*Given task*
Where a line below holds the string "Packet", copy that line.

*Records shown*

--------------------------------------------------

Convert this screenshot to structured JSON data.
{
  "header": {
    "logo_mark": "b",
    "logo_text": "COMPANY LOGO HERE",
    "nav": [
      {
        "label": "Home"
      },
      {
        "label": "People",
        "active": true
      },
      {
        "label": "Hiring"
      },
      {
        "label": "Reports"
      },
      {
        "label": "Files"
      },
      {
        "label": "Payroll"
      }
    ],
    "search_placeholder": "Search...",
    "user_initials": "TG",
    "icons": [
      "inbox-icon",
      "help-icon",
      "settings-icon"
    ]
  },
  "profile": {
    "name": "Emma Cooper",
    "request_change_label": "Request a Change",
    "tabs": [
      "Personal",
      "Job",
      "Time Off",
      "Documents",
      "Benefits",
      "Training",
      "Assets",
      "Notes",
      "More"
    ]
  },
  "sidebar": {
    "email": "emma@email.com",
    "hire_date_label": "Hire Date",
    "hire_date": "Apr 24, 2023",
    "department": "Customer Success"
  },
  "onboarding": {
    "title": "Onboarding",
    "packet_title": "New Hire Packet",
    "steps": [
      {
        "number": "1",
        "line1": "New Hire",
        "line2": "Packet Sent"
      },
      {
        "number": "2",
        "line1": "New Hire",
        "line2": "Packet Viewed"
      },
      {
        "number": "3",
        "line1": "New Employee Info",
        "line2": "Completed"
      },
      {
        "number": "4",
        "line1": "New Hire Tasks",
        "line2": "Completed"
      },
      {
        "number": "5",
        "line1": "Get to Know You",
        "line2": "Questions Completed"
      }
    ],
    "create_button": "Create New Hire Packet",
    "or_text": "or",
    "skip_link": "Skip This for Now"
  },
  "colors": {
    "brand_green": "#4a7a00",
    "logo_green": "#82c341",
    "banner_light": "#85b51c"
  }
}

--------------------------------------------------

*Exercise result*
    "packet_title": "New Hire Packet",
        "line2": "Packet Sent"
        "line2": "Packet Viewed"
    "create_button": "Create New Hire Packet",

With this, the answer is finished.